* start DATASET RECORDS *

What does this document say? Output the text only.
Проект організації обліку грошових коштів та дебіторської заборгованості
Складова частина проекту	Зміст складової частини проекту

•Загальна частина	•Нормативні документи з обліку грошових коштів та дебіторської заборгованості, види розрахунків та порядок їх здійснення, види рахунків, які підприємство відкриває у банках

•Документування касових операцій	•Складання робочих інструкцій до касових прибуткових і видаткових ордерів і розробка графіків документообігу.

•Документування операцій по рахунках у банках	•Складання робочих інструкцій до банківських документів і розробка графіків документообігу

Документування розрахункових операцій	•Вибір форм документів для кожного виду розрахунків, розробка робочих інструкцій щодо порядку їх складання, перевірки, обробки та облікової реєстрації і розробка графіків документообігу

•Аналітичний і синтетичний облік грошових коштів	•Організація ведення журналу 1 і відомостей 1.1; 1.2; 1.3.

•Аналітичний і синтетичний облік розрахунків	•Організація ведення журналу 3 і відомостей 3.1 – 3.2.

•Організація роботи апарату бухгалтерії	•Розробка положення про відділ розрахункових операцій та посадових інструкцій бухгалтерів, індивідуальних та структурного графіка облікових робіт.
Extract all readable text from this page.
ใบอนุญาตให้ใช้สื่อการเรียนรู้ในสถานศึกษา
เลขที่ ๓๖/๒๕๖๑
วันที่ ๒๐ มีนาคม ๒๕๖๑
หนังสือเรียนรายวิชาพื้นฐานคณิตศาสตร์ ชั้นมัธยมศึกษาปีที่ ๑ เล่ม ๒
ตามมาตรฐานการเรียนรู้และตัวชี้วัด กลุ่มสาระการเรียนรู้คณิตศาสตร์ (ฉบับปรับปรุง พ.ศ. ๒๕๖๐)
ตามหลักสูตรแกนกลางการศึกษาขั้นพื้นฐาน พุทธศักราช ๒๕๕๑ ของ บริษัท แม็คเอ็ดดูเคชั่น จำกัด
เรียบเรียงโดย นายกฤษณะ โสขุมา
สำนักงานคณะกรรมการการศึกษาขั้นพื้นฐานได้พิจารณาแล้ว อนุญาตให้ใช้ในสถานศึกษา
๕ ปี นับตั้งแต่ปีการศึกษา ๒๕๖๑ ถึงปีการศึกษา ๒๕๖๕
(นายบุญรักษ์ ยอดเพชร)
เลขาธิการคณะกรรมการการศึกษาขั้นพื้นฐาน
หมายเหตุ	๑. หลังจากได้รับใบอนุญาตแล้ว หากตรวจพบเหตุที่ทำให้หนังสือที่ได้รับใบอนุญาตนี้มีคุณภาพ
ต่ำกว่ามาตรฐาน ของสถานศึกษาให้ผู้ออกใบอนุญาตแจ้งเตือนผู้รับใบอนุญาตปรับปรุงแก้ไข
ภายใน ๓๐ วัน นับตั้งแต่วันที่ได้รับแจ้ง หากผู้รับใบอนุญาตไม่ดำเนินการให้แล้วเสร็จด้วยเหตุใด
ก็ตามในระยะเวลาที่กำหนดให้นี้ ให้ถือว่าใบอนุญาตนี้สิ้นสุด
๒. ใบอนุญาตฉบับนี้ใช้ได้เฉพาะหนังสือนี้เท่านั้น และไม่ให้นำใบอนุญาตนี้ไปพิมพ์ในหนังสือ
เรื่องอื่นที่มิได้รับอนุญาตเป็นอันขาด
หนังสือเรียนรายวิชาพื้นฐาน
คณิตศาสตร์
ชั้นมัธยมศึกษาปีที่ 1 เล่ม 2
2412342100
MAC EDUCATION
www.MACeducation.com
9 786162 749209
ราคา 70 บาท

* end DATASET RECORDS *

▶ PROBLEM DESCRIPTION
Above are some records. Count the lines among them with the word "Аналітичний", and answer with the number only.

▶ THE RESPONSE
2